先ほどは脳内をどんどんと細部に微分していったが、さらにその微分を続けるとどうなるのだろうか。
そこには細胞があるが、その細胞はタンパク質からなり、そのタンパク質は原子からなり、その原子は、陽子や電子や中性子からなり、その陽子や電子や中性子は、素粒子からなる。そのような微細なレベルにおいては、通常知られている物理現象とは異なる現象が見られることはよく知られている。例えば、陽子や電子や中性子のふるまいを説明するのは、ニュートン物理学ではなく量子物理学だ。量子物理学の理論には、シュレディンガーの猫という仮説があり、そこでは、猫は生きていたり、死んでいたりして、一意的に状態が定まることはない。量子とはつまり、状態が確定できない状態である。
さらにその下の素粒子レベルになると、まだふるまい自体がわかっていないようだ。超弦理論などの探求が続く。

取り組む課題.
上の提示文のうち、「先ほどは脳内をどんどんと細部」を含む語句で始まり「いないようだ。超弦理論などの探求が続く。」で終わる部分を、一字も変えずに引用してもらえますか。

提供資料.

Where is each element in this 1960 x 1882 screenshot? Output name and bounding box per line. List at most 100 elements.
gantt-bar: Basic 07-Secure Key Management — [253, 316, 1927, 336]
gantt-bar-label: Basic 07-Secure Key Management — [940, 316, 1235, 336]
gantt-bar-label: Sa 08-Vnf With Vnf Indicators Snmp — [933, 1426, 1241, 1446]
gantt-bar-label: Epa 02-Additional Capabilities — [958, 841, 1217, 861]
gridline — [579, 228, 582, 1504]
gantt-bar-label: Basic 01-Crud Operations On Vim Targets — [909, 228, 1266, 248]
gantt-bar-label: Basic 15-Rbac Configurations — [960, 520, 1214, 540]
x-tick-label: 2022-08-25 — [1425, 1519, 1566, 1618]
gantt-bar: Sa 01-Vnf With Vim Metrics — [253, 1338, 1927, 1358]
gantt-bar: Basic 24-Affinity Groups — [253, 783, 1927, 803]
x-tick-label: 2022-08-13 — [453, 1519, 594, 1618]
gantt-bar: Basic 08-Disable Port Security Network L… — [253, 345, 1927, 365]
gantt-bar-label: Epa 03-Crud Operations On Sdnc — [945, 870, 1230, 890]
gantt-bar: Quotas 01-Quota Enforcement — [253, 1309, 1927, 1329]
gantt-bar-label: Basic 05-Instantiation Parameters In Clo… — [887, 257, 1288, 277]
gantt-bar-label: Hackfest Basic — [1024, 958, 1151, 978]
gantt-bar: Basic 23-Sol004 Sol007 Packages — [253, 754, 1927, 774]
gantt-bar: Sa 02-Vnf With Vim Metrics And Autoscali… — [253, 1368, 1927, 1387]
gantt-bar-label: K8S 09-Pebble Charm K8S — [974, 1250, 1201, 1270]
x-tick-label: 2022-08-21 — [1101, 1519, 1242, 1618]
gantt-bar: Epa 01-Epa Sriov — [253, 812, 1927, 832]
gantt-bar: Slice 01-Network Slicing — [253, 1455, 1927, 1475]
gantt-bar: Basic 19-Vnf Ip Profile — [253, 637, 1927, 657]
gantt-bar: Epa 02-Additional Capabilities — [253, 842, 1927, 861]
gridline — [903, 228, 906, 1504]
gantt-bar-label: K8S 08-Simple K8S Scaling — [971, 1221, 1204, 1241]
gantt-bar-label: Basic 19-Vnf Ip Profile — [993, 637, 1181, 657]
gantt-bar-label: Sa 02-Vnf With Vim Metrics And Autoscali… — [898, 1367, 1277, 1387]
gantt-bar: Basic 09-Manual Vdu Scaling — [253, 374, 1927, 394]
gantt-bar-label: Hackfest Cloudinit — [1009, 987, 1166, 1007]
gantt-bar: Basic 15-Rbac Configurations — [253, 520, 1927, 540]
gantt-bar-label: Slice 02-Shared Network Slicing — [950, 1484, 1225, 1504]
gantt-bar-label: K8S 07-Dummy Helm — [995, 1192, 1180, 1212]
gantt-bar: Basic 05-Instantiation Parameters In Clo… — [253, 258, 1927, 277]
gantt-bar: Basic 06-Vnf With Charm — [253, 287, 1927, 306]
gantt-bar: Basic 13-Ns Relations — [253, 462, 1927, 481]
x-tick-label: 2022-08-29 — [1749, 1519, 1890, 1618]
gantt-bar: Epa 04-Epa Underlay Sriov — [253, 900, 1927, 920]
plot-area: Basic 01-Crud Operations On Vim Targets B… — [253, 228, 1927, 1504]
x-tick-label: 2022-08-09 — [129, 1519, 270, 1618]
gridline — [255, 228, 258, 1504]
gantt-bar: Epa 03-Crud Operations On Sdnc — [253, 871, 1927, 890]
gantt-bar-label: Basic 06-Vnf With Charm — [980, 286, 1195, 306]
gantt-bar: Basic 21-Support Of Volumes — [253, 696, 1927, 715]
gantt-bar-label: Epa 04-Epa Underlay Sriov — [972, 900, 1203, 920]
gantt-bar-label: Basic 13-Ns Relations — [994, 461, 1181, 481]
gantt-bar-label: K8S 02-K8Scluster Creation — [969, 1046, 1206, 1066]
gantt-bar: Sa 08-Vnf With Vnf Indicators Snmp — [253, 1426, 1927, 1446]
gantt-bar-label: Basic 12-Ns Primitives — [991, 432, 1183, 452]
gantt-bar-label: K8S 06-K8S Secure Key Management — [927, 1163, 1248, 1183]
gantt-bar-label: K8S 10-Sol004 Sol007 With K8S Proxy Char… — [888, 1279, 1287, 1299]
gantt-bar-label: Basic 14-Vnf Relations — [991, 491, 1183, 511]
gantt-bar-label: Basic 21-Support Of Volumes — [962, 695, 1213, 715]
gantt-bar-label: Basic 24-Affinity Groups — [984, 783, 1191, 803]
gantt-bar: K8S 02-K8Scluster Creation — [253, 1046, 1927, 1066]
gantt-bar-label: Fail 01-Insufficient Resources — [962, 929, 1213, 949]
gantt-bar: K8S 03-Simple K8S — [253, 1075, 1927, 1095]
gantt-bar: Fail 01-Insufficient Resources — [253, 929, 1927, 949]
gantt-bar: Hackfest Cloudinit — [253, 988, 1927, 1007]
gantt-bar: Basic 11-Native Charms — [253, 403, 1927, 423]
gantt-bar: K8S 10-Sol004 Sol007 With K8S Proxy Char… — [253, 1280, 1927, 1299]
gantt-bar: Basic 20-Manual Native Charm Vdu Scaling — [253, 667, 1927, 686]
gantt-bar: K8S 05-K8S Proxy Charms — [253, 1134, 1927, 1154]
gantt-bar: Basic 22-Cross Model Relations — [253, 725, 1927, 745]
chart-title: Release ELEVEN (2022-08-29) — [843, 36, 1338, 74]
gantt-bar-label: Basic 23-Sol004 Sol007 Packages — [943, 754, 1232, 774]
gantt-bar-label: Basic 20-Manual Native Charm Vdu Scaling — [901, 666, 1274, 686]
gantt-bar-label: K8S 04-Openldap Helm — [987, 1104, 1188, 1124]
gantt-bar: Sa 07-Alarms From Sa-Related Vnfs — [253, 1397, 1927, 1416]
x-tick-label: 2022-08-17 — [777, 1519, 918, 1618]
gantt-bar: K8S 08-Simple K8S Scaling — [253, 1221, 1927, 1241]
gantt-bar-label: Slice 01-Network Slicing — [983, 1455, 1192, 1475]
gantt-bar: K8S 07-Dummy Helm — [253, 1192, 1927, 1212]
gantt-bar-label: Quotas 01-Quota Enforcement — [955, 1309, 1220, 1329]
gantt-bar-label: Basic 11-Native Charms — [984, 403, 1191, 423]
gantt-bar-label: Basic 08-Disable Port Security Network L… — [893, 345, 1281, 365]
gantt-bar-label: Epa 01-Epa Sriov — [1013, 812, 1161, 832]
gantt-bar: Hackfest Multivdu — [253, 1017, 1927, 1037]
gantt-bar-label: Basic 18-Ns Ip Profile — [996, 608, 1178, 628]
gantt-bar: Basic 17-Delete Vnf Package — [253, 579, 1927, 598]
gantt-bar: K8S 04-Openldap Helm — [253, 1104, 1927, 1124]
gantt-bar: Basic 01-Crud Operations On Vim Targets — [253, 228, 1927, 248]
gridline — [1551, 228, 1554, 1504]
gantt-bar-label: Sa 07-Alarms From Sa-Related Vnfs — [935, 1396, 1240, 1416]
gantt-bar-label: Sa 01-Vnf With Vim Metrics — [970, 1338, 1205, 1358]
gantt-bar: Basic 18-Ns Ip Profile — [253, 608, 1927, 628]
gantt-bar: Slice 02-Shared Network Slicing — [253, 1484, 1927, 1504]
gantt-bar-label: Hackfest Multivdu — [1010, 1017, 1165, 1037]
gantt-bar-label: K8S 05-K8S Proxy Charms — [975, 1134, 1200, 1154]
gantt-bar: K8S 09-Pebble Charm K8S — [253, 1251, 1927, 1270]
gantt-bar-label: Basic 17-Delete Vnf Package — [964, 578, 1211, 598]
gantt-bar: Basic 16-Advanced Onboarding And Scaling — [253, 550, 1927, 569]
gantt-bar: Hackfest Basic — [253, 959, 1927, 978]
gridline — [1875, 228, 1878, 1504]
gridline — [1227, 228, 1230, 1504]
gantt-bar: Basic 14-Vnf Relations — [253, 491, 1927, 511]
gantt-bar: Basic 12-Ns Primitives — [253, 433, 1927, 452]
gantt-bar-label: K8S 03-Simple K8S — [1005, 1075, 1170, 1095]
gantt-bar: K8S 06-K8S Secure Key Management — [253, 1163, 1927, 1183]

記述解答.
先ほどは脳内をどんどんと細部に微分していったが、さらにその微分を続けるとどうなるのだろうか。
そこには細胞があるが、その細胞はタンパク質からなり、そのタンパク質は原子からなり、その原子は、陽子や電子や中性子からなり、その陽子や電子や中性子は、素粒子からなる。そのような微細なレベルにおいては、通常知られている物理現象とは異なる現象が見られることはよく知られている。例えば、陽子や電子や中性子のふるまいを説明するのは、ニュートン物理学ではなく量子物理学だ。量子物理学の理論には、シュレディンガーの猫という仮説があり、そこでは、猫は生きていたり、死んでいたりして、一意的に状態が定まることはない。量子とはつまり、状態が確定できない状態である。
さらにその下の素粒子レベルになると、まだふるまい自体がわかっていないようだ。超弦理論などの探求が続く。